--- BEGIN EXTRACTED RECORDS ---

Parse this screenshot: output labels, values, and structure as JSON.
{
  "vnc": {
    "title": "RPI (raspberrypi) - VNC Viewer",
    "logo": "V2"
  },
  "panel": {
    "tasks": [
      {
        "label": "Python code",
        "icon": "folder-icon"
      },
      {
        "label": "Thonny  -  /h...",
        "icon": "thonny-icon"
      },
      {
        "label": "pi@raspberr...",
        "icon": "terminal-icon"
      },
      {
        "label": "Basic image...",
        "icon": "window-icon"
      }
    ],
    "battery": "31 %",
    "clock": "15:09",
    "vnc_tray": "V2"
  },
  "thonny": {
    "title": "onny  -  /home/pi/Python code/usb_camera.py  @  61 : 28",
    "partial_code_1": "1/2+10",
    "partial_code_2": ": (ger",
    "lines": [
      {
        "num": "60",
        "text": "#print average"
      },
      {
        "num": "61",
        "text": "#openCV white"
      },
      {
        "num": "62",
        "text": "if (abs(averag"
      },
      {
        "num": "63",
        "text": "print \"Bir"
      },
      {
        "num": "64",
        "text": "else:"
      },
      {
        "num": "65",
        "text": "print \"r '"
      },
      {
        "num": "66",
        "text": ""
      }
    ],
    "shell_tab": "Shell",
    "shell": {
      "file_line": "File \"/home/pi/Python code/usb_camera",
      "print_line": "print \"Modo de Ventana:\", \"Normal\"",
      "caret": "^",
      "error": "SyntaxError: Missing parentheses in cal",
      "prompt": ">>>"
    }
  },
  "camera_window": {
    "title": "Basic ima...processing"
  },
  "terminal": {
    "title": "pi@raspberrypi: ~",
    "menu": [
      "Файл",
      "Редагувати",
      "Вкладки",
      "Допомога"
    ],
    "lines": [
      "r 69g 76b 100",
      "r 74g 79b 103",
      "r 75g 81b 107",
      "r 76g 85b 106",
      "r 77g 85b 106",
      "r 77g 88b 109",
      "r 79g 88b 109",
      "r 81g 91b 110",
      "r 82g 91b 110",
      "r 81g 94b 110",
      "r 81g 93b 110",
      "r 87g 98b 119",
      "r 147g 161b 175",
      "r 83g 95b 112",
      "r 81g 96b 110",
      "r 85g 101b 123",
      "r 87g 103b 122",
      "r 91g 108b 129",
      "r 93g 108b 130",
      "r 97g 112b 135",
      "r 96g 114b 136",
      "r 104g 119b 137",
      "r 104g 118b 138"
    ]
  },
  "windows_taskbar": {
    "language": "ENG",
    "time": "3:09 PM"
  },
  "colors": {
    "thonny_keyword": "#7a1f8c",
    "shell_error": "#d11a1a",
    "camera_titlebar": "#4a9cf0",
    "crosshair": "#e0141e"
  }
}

--- END EXTRACTED RECORDS ---

Repeat back the data above, exact to the last character.

FULL RESPONSE —
Parse this screenshot: output labels, values, and structure as JSON.
{
  "vnc": {
    "title": "RPI (raspberrypi) - VNC Viewer",
    "logo": "V2"
  },
  "panel": {
    "tasks": [
      {
        "label": "Python code",
        "icon": "folder-icon"
      },
      {
        "label": "Thonny  -  /h...",
        "icon": "thonny-icon"
      },
      {
        "label": "pi@raspberr...",
        "icon": "terminal-icon"
      },
      {
        "label": "Basic image...",
        "icon": "window-icon"
      }
    ],
    "battery": "31 %",
    "clock": "15:09",
    "vnc_tray": "V2"
  },
  "thonny": {
    "title": "onny  -  /home/pi/Python code/usb_camera.py  @  61 : 28",
    "partial_code_1": "1/2+10",
    "partial_code_2": ": (ger",
    "lines": [
      {
        "num": "60",
        "text": "#print average"
      },
      {
        "num": "61",
        "text": "#openCV white"
      },
      {
        "num": "62",
        "text": "if (abs(averag"
      },
      {
        "num": "63",
        "text": "print \"Bir"
      },
      {
        "num": "64",
        "text": "else:"
      },
      {
        "num": "65",
        "text": "print \"r '"
      },
      {
        "num": "66",
        "text": ""
      }
    ],
    "shell_tab": "Shell",
    "shell": {
      "file_line": "File \"/home/pi/Python code/usb_camera",
      "print_line": "print \"Modo de Ventana:\", \"Normal\"",
      "caret": "^",
      "error": "SyntaxError: Missing parentheses in cal",
      "prompt": ">>>"
    }
  },
  "camera_window": {
    "title": "Basic ima...processing"
  },
  "terminal": {
    "title": "pi@raspberrypi: ~",
    "menu": [
      "Файл",
      "Редагувати",
      "Вкладки",
      "Допомога"
    ],
    "lines": [
      "r 69g 76b 100",
      "r 74g 79b 103",
      "r 75g 81b 107",
      "r 76g 85b 106",
      "r 77g 85b 106",
      "r 77g 88b 109",
      "r 79g 88b 109",
      "r 81g 91b 110",
      "r 82g 91b 110",
      "r 81g 94b 110",
      "r 81g 93b 110",
      "r 87g 98b 119",
      "r 147g 161b 175",
      "r 83g 95b 112",
      "r 81g 96b 110",
      "r 85g 101b 123",
      "r 87g 103b 122",
      "r 91g 108b 129",
      "r 93g 108b 130",
      "r 97g 112b 135",
      "r 96g 114b 136",
      "r 104g 119b 137",
      "r 104g 118b 138"
    ]
  },
  "windows_taskbar": {
    "language": "ENG",
    "time": "3:09 PM"
  },
  "colors": {
    "thonny_keyword": "#7a1f8c",
    "shell_error": "#d11a1a",
    "camera_titlebar": "#4a9cf0",
    "crosshair": "#e0141e"
  }
}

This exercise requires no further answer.